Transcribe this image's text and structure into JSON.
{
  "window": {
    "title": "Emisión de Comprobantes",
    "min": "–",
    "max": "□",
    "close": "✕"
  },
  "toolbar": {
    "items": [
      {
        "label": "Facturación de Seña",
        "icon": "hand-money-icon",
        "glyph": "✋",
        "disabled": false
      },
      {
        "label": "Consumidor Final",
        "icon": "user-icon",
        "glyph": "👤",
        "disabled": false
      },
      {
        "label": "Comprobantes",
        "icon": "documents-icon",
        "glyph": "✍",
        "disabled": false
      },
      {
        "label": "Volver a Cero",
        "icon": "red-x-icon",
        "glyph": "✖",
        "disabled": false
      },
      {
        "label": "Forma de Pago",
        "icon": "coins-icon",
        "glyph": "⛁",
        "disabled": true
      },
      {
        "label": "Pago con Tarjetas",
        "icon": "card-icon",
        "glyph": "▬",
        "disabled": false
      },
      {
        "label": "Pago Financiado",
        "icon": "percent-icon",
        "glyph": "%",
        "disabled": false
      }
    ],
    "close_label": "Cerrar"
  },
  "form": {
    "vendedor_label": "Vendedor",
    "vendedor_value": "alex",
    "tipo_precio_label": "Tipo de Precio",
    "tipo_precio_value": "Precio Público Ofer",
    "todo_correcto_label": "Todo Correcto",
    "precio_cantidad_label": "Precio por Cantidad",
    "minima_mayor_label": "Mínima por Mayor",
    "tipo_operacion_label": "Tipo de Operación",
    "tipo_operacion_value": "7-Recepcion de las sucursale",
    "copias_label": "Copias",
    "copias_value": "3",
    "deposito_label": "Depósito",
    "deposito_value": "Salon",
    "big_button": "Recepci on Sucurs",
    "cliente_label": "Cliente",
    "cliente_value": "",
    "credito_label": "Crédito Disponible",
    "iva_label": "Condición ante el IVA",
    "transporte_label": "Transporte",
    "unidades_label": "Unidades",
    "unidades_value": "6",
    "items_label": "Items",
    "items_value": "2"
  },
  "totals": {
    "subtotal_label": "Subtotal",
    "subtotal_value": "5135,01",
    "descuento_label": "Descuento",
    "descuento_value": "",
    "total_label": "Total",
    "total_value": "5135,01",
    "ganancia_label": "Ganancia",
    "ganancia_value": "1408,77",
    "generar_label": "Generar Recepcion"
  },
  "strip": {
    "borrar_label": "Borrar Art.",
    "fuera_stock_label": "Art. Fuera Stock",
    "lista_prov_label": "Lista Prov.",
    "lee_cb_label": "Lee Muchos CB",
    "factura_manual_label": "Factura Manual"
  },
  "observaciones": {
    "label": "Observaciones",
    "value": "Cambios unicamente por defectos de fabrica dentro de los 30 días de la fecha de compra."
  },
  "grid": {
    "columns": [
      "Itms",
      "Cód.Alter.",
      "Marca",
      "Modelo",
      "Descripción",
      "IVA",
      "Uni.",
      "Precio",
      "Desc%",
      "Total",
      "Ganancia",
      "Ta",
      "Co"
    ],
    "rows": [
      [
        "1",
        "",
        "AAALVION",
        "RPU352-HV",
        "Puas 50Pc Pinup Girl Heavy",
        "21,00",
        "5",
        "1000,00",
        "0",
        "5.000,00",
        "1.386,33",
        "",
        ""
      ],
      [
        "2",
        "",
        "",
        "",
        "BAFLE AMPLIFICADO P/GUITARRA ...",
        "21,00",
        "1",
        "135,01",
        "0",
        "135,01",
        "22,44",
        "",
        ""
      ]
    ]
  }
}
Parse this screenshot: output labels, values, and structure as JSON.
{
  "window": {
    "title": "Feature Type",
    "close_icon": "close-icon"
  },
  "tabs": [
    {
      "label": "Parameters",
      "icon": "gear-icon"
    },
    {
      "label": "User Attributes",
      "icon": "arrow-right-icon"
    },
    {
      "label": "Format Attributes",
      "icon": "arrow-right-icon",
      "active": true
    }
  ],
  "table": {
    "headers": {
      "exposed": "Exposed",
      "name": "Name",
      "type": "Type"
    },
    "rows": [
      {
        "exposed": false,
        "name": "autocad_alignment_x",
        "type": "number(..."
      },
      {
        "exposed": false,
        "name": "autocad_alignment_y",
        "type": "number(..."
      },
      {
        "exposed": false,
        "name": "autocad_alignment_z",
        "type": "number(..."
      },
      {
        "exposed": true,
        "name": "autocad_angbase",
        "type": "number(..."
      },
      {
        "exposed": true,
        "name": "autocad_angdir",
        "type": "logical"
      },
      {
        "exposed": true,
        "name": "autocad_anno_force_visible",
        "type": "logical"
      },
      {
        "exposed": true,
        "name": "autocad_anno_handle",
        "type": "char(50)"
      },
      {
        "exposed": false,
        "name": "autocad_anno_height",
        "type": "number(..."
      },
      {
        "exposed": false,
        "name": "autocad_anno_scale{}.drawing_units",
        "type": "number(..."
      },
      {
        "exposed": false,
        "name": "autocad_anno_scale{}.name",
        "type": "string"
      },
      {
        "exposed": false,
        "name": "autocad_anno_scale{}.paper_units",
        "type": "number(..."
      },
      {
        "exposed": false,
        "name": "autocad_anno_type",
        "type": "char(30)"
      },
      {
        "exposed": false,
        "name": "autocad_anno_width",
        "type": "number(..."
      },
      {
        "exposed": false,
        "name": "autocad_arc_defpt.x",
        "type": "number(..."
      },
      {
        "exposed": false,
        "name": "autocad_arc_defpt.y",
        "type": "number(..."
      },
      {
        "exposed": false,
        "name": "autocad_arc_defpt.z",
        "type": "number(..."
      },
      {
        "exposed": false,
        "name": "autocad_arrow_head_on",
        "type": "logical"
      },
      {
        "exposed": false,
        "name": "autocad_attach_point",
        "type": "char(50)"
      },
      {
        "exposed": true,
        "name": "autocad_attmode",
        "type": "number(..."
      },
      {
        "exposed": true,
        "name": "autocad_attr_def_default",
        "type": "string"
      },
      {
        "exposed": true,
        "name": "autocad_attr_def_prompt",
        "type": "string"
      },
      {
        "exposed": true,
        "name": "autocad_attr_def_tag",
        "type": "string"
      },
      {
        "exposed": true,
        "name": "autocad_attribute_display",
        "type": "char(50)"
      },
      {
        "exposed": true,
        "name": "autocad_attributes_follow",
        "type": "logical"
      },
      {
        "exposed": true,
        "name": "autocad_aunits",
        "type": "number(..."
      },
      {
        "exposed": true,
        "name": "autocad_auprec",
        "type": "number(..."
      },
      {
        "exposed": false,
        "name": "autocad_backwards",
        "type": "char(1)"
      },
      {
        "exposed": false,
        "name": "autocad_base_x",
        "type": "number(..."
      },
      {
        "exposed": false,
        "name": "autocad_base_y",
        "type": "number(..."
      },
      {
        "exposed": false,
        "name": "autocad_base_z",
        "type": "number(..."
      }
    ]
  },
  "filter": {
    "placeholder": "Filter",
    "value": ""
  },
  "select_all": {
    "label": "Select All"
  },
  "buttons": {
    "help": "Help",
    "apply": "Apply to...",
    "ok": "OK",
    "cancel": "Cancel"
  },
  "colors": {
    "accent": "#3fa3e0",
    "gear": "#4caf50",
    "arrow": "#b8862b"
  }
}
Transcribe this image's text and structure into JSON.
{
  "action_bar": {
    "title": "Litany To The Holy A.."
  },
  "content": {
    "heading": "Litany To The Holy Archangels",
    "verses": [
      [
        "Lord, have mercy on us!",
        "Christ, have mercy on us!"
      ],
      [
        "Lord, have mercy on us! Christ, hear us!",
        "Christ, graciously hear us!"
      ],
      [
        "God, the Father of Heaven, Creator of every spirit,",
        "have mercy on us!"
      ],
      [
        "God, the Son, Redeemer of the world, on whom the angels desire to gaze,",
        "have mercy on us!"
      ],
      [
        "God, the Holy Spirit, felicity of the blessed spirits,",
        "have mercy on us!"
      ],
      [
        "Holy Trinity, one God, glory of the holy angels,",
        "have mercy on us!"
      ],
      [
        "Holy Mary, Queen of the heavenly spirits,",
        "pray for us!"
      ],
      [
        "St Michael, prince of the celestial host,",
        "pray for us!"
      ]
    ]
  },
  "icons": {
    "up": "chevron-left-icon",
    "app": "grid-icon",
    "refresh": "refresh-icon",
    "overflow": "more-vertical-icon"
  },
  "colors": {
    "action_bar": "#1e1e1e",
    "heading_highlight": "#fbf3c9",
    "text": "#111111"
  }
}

**DIRECTION**
Output nothing but the number of lines in the data containing the string "Pago".

**EXERCISE OUTPUT**
3